begin Records for the task
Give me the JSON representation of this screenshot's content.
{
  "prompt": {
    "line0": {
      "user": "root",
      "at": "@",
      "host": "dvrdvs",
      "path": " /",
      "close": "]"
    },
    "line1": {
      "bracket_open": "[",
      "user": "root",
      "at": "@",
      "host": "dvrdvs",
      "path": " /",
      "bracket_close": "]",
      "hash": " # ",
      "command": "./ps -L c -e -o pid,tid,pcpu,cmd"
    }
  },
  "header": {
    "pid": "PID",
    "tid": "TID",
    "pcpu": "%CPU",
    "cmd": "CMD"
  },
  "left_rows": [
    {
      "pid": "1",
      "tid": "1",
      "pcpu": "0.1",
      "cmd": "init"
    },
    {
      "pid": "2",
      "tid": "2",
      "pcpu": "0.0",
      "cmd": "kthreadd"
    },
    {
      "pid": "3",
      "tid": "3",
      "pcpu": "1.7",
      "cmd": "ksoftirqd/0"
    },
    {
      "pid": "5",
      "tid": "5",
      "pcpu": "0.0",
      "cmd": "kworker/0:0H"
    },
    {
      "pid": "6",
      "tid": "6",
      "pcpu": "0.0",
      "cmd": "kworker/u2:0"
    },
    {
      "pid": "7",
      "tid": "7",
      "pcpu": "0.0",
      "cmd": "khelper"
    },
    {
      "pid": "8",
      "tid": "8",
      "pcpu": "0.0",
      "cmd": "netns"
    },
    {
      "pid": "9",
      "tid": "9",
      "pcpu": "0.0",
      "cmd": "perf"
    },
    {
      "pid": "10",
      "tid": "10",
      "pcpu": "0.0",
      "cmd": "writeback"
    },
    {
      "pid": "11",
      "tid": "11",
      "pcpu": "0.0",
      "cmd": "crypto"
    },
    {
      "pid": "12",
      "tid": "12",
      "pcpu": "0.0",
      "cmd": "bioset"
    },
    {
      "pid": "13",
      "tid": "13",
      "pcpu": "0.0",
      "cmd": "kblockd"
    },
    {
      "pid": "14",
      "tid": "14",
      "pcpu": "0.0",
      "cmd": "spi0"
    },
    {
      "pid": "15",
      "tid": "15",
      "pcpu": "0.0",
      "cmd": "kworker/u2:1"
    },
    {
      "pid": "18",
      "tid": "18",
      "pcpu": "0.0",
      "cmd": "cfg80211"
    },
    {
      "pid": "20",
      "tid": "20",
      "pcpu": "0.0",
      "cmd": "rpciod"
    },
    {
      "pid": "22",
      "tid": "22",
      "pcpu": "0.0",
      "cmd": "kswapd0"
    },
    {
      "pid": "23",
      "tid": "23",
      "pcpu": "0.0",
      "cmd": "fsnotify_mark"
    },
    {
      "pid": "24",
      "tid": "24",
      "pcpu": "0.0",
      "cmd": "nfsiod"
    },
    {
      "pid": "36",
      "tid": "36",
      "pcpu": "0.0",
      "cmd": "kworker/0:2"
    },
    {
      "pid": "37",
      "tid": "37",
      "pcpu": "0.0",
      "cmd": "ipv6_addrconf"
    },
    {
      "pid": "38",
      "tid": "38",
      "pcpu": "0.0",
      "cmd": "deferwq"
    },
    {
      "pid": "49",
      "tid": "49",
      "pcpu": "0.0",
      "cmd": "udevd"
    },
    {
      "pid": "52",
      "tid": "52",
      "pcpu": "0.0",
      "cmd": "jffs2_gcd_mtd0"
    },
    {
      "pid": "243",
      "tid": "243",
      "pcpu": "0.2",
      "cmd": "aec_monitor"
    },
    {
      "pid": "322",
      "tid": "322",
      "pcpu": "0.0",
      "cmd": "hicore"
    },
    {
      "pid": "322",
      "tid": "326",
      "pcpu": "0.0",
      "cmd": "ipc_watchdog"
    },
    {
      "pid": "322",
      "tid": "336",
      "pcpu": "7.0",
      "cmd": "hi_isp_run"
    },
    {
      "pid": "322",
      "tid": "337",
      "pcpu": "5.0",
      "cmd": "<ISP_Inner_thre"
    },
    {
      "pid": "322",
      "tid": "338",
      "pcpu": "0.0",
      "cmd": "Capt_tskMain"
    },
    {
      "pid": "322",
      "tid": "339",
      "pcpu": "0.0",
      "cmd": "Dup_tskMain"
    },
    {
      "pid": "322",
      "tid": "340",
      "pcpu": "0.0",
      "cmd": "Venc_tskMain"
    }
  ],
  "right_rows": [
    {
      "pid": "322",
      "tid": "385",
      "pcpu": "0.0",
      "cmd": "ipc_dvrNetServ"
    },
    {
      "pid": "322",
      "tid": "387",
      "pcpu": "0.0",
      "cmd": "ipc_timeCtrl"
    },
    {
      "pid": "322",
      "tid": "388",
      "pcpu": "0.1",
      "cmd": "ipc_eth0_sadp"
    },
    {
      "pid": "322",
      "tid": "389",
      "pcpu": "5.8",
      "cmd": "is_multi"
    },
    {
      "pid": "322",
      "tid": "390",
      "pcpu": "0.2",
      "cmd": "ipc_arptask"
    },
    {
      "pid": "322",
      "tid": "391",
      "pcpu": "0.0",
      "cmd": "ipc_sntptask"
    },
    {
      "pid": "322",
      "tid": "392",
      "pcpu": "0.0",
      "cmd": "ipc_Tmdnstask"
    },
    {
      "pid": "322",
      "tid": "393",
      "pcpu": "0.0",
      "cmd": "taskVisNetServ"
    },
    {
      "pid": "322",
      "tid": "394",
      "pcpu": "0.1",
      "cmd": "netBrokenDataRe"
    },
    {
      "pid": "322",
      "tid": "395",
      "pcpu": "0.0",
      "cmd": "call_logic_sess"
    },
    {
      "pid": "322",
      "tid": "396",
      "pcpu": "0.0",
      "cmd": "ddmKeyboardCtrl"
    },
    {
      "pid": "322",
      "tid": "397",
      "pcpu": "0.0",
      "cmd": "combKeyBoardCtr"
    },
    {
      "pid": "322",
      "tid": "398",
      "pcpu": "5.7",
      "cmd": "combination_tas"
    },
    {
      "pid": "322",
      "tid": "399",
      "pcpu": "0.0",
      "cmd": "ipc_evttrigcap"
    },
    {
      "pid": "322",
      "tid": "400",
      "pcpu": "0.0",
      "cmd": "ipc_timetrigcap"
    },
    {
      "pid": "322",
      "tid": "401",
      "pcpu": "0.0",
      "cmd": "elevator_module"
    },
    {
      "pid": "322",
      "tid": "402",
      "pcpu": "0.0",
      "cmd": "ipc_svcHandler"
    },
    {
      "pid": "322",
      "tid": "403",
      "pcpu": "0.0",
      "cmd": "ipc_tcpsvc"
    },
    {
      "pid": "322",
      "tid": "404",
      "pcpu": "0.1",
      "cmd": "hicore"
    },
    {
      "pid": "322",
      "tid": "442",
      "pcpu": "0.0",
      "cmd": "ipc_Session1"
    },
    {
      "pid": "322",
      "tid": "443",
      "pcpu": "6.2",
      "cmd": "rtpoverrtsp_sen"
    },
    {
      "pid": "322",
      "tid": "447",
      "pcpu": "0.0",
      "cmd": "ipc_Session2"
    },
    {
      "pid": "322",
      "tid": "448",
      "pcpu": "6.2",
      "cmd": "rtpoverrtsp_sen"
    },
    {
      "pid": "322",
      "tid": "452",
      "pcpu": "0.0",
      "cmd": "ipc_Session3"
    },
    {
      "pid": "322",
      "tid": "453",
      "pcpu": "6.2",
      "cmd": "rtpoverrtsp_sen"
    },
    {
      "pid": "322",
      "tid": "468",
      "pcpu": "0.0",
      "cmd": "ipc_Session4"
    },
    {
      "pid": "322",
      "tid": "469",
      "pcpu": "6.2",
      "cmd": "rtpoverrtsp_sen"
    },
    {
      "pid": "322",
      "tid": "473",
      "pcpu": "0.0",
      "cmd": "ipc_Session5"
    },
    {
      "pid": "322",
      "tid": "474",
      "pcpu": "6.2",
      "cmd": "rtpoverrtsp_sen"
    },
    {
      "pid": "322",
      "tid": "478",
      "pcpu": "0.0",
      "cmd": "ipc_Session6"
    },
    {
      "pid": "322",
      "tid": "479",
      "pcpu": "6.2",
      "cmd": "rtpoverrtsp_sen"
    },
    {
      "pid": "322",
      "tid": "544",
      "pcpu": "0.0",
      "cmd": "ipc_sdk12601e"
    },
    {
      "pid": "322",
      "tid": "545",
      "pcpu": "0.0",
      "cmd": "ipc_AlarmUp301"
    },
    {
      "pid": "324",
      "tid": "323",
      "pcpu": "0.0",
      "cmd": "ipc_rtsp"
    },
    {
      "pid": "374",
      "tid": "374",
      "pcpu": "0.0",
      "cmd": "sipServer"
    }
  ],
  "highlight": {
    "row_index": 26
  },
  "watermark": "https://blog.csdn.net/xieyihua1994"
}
end Records for the task
Report how many lines of the data contain the word "kworker", using the number alone.

4